[To do] For each line below that contains the string "JSON", copy that line.

[Available records]
/---

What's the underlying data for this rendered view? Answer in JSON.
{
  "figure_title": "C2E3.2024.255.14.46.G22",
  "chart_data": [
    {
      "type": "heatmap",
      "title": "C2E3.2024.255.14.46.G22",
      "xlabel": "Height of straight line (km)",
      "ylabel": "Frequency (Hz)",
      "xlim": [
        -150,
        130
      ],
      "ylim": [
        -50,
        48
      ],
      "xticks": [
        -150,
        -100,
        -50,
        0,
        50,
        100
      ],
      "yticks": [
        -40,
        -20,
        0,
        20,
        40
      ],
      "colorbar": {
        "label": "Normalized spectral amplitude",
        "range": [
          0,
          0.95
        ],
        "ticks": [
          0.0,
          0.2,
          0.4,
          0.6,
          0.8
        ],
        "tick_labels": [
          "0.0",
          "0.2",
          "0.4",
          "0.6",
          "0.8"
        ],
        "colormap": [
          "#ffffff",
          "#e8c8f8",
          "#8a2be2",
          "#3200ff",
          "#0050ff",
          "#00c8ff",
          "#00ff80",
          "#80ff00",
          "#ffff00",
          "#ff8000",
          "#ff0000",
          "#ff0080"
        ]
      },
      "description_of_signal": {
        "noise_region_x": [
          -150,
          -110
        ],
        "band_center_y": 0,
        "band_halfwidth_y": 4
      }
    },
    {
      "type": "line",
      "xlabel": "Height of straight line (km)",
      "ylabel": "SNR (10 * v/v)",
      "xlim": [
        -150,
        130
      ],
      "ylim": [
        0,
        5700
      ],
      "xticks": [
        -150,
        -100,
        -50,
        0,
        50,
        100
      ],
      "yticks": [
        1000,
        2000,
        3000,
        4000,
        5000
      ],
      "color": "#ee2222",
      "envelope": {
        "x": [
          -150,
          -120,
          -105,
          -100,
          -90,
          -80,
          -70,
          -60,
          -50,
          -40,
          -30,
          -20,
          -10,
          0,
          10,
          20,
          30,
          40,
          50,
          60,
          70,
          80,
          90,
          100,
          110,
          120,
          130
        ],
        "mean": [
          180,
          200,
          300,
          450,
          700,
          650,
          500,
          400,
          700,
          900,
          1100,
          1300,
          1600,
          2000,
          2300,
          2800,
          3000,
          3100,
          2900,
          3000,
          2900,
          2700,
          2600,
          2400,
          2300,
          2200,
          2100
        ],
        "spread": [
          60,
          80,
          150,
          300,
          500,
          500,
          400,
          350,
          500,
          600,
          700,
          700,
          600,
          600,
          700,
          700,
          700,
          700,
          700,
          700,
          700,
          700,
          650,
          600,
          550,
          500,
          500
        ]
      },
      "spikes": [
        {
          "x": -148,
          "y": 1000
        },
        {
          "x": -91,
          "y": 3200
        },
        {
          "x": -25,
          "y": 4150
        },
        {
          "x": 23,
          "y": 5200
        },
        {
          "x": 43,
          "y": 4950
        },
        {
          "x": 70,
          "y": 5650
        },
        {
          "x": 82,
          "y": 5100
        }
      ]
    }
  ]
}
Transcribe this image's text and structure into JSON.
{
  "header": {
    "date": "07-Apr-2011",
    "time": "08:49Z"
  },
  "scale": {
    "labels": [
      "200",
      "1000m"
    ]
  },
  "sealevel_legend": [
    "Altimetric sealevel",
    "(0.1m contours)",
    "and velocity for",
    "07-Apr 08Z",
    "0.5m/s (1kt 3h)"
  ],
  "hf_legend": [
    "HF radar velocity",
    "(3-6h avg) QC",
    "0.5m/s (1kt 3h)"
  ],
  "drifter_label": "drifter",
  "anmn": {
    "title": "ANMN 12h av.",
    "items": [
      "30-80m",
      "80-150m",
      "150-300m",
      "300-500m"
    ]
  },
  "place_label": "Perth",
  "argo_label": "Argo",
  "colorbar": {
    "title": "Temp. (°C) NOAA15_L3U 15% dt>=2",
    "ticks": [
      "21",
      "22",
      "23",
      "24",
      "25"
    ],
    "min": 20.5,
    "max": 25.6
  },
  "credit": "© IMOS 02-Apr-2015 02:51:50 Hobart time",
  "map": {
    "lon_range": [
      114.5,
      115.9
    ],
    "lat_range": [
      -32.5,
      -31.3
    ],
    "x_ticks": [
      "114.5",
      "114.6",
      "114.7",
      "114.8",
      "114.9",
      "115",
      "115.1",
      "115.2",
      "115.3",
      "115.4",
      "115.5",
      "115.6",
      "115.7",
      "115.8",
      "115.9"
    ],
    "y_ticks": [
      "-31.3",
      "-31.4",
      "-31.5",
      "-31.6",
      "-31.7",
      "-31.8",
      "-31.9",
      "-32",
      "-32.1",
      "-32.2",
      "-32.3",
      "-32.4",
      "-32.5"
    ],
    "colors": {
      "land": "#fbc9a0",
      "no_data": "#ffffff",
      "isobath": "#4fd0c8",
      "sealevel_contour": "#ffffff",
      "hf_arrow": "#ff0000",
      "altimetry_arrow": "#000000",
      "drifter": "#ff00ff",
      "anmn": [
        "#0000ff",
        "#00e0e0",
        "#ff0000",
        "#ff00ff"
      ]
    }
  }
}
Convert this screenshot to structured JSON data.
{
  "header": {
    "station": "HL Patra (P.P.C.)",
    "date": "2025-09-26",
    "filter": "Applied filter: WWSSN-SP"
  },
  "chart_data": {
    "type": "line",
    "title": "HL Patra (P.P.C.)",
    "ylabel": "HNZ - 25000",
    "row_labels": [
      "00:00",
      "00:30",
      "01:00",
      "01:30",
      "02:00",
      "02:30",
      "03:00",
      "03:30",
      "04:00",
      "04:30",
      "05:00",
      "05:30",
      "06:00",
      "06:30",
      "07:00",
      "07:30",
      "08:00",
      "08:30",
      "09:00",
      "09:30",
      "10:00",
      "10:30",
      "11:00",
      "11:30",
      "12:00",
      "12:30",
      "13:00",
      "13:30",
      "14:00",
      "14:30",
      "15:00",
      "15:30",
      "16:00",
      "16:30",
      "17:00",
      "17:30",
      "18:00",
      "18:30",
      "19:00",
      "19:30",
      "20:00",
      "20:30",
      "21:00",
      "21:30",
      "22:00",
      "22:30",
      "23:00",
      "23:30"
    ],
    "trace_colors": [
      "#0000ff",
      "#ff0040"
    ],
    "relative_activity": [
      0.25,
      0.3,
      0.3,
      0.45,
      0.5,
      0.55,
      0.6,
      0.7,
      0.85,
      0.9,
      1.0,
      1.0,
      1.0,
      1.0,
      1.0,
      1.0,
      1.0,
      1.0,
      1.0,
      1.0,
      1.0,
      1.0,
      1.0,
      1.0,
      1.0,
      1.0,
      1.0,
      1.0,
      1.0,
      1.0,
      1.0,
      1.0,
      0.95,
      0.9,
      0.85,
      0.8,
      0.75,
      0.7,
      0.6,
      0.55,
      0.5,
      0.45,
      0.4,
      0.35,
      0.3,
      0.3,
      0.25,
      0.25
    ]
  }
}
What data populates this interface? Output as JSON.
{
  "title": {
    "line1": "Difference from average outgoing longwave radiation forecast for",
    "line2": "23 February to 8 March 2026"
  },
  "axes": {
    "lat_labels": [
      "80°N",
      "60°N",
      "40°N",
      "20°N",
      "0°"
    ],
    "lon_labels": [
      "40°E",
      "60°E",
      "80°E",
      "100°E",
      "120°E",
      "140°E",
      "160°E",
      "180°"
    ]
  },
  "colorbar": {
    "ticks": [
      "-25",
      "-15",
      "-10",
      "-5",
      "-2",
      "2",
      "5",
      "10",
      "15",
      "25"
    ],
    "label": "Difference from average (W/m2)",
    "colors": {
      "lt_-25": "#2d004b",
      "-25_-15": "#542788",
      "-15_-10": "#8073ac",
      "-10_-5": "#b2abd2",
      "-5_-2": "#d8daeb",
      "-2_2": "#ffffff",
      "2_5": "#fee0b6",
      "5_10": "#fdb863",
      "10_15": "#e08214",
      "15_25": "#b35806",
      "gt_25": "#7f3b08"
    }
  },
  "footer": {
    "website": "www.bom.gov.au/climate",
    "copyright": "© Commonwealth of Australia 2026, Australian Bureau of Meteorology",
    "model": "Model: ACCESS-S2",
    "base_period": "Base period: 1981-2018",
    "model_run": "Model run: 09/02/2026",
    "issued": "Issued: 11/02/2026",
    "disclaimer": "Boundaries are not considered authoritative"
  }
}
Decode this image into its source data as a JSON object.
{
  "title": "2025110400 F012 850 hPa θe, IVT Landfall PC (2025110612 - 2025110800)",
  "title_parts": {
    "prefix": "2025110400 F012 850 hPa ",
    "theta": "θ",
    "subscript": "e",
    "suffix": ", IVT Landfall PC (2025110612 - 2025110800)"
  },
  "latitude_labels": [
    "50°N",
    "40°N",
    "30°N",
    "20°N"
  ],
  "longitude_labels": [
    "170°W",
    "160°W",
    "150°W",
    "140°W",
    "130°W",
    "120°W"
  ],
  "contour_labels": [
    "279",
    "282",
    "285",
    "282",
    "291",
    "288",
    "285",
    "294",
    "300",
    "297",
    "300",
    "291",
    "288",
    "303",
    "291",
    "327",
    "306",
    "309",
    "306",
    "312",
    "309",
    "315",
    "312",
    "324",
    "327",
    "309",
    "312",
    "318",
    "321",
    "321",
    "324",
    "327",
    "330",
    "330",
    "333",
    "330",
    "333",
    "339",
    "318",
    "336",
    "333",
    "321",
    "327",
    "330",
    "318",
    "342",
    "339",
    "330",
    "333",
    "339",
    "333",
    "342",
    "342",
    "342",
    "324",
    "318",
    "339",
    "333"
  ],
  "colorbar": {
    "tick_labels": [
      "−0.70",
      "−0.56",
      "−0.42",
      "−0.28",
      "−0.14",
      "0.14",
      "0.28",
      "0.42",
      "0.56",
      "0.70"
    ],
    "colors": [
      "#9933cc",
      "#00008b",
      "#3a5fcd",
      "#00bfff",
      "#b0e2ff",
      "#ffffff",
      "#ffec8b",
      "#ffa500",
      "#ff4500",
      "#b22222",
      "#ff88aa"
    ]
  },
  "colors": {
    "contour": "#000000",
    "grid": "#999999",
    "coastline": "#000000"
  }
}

\---

[Full output]
What's the underlying data for this rendered view? Answer in JSON.
Transcribe this image's text and structure into JSON.
Convert this screenshot to structured JSON data.
What data populates this interface? Output as JSON.
Decode this image into its source data as a JSON object.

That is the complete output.